▶ TAREFA SOLICITADA: Transcreva o trecho sobre o mercado financeiro, começando nas palavras "LEIA MAIS: Auxílio" e parando logo após "só neste ano.".

As dúvidas giram em torno do formato, tamanho, duração e se haverá ou não contrapartida fiscal. Diante disso, os ativos de risco locais vêm encontrando dificuldade para melhorar o desempenho e seguem em uma espiral negativa. O Ibovespa, por exemplo, emplacou ontem o terceiro pregão seguido de queda e ainda não fechou no azul nesta semana, apesar dos novos recordes de pontuação em Nova York.
LEIA MAIS: Auxílio emergencial é certo, a dúvida é como e quanto, dizem analistas
Já o dólar segue rondando a faixa de R$ 5,40, sob o olhar atento do Banco Central, que voltou a ofertar leilão no mercado futuro. Aliás, o mercado de juros futuros não consegue realizar prêmios, mesmo com os dados domésticos fracos de inflação e atividade, por causa do novo ataque ao fiscal. Esse cenário desafia a condução da taxa básica de juros pelo BC, com a curva a termo local embutindo alta de quase 3 pontos na Selic só neste ano.

Registros de um conjunto de dados:
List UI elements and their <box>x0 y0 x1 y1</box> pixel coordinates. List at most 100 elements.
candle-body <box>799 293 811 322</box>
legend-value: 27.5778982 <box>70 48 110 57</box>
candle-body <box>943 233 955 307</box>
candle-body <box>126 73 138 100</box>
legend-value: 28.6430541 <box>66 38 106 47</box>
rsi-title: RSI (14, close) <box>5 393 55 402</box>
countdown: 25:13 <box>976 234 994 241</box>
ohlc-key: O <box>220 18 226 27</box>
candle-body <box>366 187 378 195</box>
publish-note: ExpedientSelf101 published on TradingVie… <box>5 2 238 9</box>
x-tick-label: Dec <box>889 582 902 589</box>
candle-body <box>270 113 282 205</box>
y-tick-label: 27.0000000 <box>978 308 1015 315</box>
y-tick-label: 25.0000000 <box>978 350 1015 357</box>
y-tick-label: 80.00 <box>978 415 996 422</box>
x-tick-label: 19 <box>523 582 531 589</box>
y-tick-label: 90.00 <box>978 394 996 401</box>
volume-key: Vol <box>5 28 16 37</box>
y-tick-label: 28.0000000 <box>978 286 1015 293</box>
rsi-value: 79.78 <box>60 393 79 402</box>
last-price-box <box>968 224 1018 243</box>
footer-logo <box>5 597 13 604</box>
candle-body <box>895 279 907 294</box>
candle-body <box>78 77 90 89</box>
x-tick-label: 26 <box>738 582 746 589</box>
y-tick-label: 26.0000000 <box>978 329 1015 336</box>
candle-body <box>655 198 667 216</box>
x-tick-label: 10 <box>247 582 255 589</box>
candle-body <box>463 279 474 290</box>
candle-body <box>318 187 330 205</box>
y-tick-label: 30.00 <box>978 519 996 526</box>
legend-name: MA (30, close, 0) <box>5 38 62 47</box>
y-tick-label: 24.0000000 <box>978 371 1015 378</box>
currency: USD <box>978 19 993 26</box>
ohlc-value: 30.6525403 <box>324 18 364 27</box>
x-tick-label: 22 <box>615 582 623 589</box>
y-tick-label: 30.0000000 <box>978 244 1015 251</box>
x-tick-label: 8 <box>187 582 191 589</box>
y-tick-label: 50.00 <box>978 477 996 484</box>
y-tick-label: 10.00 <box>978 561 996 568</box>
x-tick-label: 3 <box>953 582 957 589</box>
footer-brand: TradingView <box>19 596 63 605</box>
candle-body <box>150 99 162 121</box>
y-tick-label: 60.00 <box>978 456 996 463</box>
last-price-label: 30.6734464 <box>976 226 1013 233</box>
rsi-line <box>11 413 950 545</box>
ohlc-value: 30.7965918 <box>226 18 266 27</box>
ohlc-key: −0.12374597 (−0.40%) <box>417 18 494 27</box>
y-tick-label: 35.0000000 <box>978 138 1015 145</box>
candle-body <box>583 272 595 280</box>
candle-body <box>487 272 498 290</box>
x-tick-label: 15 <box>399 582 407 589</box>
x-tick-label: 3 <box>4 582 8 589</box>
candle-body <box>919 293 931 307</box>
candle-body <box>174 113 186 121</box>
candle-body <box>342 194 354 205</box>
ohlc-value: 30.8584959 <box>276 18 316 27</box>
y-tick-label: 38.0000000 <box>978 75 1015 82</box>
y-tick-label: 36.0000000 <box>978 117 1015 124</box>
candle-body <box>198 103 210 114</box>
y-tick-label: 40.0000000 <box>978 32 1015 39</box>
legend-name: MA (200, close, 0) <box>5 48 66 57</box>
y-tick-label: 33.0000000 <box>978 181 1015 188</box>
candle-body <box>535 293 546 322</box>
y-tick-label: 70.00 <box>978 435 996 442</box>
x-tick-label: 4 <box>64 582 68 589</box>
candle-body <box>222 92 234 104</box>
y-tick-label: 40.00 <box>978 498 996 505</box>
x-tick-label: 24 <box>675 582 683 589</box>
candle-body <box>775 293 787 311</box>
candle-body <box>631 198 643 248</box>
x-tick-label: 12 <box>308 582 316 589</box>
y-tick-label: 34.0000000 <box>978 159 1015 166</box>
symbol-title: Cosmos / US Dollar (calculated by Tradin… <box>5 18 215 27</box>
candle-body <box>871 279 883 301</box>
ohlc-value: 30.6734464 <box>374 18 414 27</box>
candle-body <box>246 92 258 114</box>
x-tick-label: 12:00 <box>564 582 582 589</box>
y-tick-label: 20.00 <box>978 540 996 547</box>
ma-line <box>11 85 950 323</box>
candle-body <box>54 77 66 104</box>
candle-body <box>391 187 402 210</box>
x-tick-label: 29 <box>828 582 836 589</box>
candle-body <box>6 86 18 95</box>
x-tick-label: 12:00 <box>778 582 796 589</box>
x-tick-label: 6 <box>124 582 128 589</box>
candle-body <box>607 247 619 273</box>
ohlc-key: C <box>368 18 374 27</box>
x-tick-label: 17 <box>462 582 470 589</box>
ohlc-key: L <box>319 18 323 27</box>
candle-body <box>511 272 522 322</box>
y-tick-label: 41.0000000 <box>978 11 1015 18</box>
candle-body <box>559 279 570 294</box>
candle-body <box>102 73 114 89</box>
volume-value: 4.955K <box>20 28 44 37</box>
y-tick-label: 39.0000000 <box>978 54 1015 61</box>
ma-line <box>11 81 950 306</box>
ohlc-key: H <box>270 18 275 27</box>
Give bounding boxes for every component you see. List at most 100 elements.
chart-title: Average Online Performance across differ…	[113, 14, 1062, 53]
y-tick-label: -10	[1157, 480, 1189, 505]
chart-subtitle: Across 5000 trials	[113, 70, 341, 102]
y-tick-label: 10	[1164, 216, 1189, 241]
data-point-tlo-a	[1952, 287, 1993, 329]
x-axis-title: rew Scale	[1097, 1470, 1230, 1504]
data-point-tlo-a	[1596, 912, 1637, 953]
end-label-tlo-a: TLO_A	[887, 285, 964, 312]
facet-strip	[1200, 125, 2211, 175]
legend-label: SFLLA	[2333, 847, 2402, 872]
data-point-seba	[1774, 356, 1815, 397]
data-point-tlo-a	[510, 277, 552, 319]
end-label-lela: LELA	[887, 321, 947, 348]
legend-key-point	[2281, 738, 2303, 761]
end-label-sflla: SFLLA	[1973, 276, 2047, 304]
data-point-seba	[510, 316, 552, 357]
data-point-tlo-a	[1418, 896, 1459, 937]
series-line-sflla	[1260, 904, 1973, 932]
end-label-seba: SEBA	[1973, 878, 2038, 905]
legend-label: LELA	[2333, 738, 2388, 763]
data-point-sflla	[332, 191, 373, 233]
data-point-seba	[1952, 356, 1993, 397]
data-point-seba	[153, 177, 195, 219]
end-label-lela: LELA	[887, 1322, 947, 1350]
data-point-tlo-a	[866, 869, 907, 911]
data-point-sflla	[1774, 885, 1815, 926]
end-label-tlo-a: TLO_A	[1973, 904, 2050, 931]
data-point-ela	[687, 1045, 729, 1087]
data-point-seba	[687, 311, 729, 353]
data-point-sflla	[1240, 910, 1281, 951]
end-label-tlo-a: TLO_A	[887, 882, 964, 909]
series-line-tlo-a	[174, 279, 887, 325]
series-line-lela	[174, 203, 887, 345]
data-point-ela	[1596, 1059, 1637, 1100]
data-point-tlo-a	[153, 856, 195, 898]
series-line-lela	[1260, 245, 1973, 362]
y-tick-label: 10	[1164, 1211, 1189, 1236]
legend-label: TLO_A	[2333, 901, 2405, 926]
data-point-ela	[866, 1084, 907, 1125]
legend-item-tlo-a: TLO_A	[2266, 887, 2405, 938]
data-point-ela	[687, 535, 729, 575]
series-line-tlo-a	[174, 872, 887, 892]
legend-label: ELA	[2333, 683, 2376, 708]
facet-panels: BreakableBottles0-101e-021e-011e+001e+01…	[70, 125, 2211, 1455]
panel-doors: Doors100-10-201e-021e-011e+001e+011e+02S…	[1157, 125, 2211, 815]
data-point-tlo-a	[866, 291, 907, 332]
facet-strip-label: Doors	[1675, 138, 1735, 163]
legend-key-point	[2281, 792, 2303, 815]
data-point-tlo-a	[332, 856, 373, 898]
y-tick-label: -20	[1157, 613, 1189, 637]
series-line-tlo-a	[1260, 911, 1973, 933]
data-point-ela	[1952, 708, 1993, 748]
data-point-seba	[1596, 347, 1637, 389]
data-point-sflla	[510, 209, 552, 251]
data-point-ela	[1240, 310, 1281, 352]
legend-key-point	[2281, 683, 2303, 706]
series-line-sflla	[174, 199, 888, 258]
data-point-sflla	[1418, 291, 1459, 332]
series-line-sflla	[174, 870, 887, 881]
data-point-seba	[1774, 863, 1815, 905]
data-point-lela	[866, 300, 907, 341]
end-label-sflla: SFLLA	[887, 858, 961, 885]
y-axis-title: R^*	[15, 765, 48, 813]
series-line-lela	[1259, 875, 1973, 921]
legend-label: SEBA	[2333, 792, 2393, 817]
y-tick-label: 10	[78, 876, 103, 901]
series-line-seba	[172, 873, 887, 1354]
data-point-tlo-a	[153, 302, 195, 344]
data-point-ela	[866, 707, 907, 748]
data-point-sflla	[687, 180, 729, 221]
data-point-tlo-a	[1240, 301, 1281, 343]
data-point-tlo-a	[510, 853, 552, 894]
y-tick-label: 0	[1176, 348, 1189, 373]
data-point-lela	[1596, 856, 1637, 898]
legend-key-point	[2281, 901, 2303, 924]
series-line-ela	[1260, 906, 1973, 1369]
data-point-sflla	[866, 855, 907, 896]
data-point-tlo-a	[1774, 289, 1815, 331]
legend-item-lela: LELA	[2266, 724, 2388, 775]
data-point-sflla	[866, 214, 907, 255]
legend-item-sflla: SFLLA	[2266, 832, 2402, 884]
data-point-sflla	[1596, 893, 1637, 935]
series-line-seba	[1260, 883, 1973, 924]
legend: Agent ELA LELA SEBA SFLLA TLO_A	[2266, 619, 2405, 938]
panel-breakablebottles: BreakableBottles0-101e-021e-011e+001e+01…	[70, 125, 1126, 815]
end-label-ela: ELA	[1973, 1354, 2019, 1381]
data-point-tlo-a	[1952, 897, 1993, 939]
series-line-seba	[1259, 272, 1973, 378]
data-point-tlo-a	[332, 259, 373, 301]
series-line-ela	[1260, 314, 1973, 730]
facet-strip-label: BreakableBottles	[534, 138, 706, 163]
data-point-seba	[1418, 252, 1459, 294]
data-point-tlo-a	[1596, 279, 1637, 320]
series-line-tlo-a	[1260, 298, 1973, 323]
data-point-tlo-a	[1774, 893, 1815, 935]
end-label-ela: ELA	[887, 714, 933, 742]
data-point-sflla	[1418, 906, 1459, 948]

▶ RESPOSTA ESCRITA:
LEIA MAIS: Auxílio emergencial é certo, a dúvida é como e quanto, dizem analistas
Já o dólar segue rondando a faixa de R$ 5,40, sob o olhar atento do Banco Central, que voltou a ofertar leilão no mercado futuro. Aliás, o mercado de juros futuros não consegue realizar prêmios, mesmo com os dados domésticos fracos de inflação e atividade, por causa do novo ataque ao fiscal. Esse cenário desafia a condução da taxa básica de juros pelo BC, com a curva a termo local embutindo alta de quase 3 pontos na Selic só neste ano.